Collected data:
● ● ● ● ●

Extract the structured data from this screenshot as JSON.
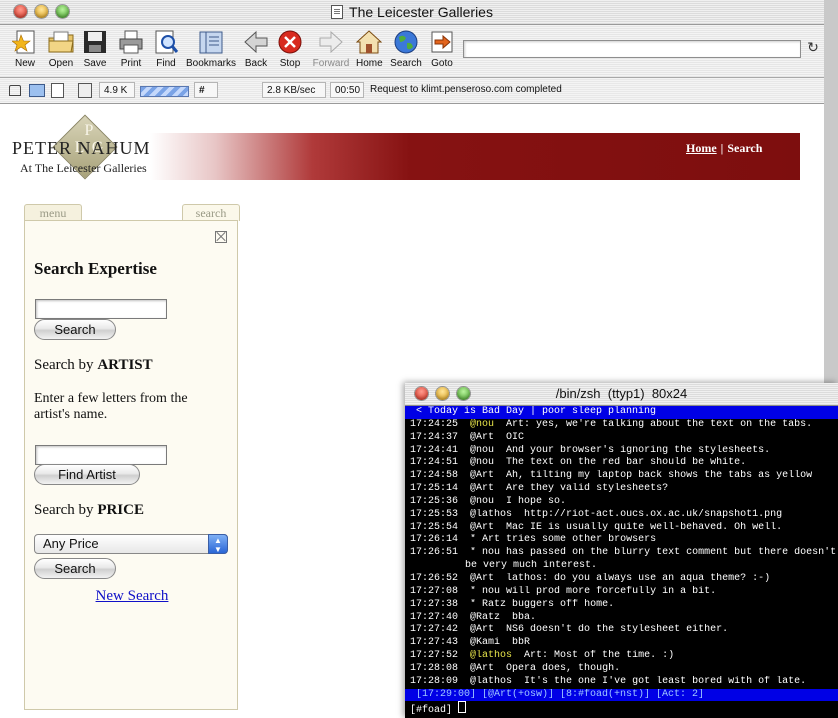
{
  "browser": {
    "title": "The Leicester Galleries",
    "toolbar": [
      {
        "label": "New",
        "icon": "new-star-icon",
        "enabled": true
      },
      {
        "label": "Open",
        "icon": "folder-icon",
        "enabled": true
      },
      {
        "label": "Save",
        "icon": "disk-icon",
        "enabled": true
      },
      {
        "label": "Print",
        "icon": "printer-icon",
        "enabled": true
      },
      {
        "label": "Find",
        "icon": "find-icon",
        "enabled": true
      },
      {
        "label": "Bookmarks",
        "icon": "bookmarks-icon",
        "enabled": true
      },
      {
        "label": "Back",
        "icon": "back-arrow-icon",
        "enabled": true
      },
      {
        "label": "Stop",
        "icon": "stop-icon",
        "enabled": true
      },
      {
        "label": "Forward",
        "icon": "forward-arrow-icon",
        "enabled": false
      },
      {
        "label": "Home",
        "icon": "home-icon",
        "enabled": true
      },
      {
        "label": "Search",
        "icon": "globe-icon",
        "enabled": true
      },
      {
        "label": "Goto",
        "icon": "goto-icon",
        "enabled": true
      }
    ],
    "url_value": "",
    "status": {
      "size": "4.9 K",
      "rate": "2.8 KB/sec",
      "time": "00:50",
      "message": "Request to klimt.penseroso.com completed"
    }
  },
  "page": {
    "logo_name": "PETER NAHUM",
    "logo_sub": "At The Leicester Galleries",
    "logo_monogram": "P\nL G",
    "nav": {
      "home": "Home",
      "sep": "|",
      "search": "Search"
    },
    "tabs": {
      "menu": "menu",
      "search": "search"
    },
    "search_expertise": "Search Expertise",
    "search_button": "Search",
    "by_artist_prefix": "Search by ",
    "by_artist_strong": "ARTIST",
    "artist_hint": "Enter a few letters from the artist's name.",
    "find_artist_button": "Find Artist",
    "by_price_prefix": "Search by ",
    "by_price_strong": "PRICE",
    "price_selected": "Any Price",
    "new_search": "New Search"
  },
  "terminal": {
    "title": "/bin/zsh  (ttyp1)  80x24",
    "topic": " < Today is Bad Day | poor sleep planning",
    "lines": [
      {
        "time": "17:24:25",
        "nick": "@nou",
        "nick_color": "yellow",
        "text": "  Art: yes, we're talking about the text on the tabs."
      },
      {
        "time": "17:24:37",
        "nick": "@Art",
        "text": "  OIC"
      },
      {
        "time": "17:24:41",
        "nick": "@nou",
        "text": "  And your browser's ignoring the stylesheets."
      },
      {
        "time": "17:24:51",
        "nick": "@nou",
        "text": "  The text on the red bar should be white."
      },
      {
        "time": "17:24:58",
        "nick": "@Art",
        "text": "  Ah, tilting my laptop back shows the tabs as yellow"
      },
      {
        "time": "17:25:14",
        "nick": "@Art",
        "text": "  Are they valid stylesheets?"
      },
      {
        "time": "17:25:36",
        "nick": "@nou",
        "text": "  I hope so."
      },
      {
        "time": "17:25:53",
        "nick": "@lathos",
        "text": "  http://riot-act.oucs.ox.ac.uk/snapshot1.png"
      },
      {
        "time": "17:25:54",
        "nick": "@Art",
        "text": "  Mac IE is usually quite well-behaved. Oh well."
      },
      {
        "time": "17:26:14",
        "nick": "*",
        "text": " Art tries some other browsers"
      },
      {
        "time": "17:26:51",
        "nick": "*",
        "text": " nou has passed on the blurry text comment but there doesn't"
      },
      {
        "time": "",
        "nick": "",
        "text": "be very much interest."
      },
      {
        "time": "17:26:52",
        "nick": "@Art",
        "text": "  lathos: do you always use an aqua theme? :-)"
      },
      {
        "time": "17:27:08",
        "nick": "*",
        "text": " nou will prod more forcefully in a bit."
      },
      {
        "time": "17:27:38",
        "nick": "*",
        "text": " Ratz buggers off home."
      },
      {
        "time": "17:27:40",
        "nick": "@Ratz",
        "text": "  bba."
      },
      {
        "time": "17:27:42",
        "nick": "@Art",
        "text": "  NS6 doesn't do the stylesheet either."
      },
      {
        "time": "17:27:43",
        "nick": "@Kami",
        "text": "  bbR"
      },
      {
        "time": "17:27:52",
        "nick": "@lathos",
        "nick_color": "yellow",
        "text": "  Art: Most of the time. :)"
      },
      {
        "time": "17:28:08",
        "nick": "@Art",
        "text": "  Opera does, though."
      },
      {
        "time": "17:28:09",
        "nick": "@lathos",
        "text": "  It's the one I've got least bored with of late."
      }
    ],
    "status_line": " [17:29:00] [@Art(+osw)] [8:#foad(+nst)] [Act: 2]",
    "prompt": "[#foad] "
  }
}
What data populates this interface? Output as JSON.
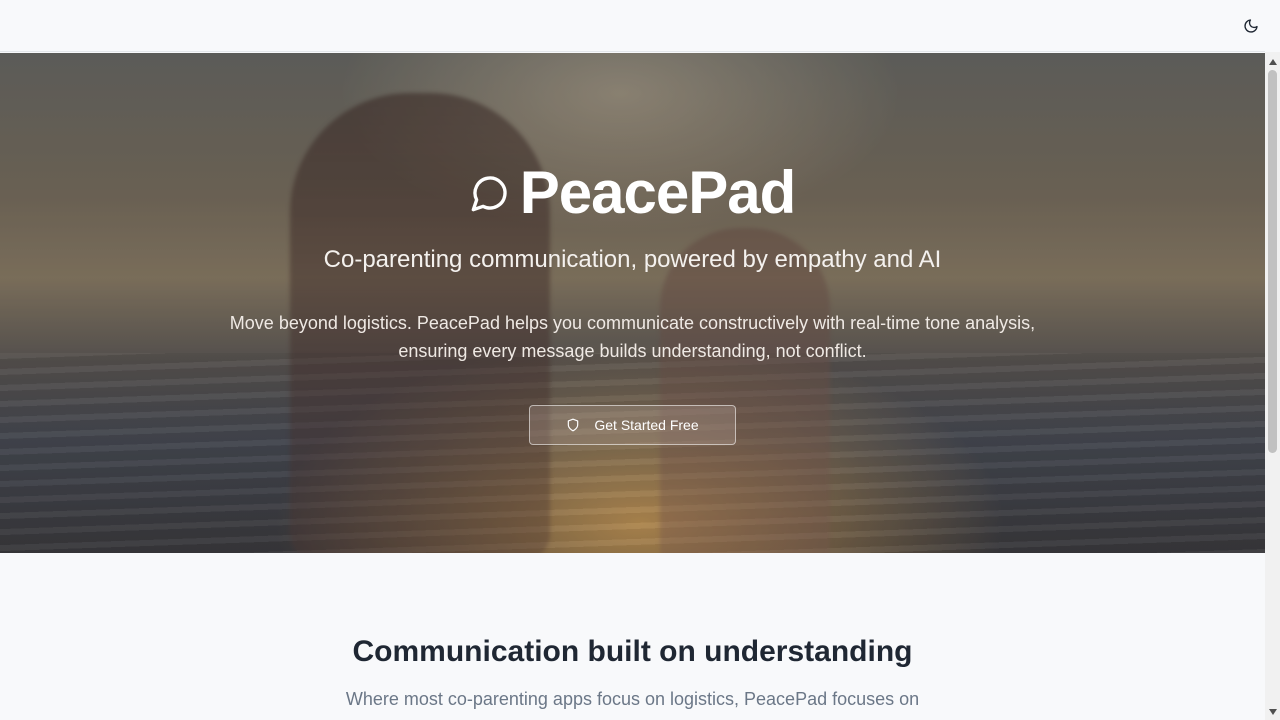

● ● ● ● ●

| TASK TO CARRY OUT |
Reproduce every line of the listing above in which the string "Leicester" appears.

| ANSWER TO THIS PROBLEM |
    "title": "The Leicester Galleries",
    "logo_sub": "At The Leicester Galleries",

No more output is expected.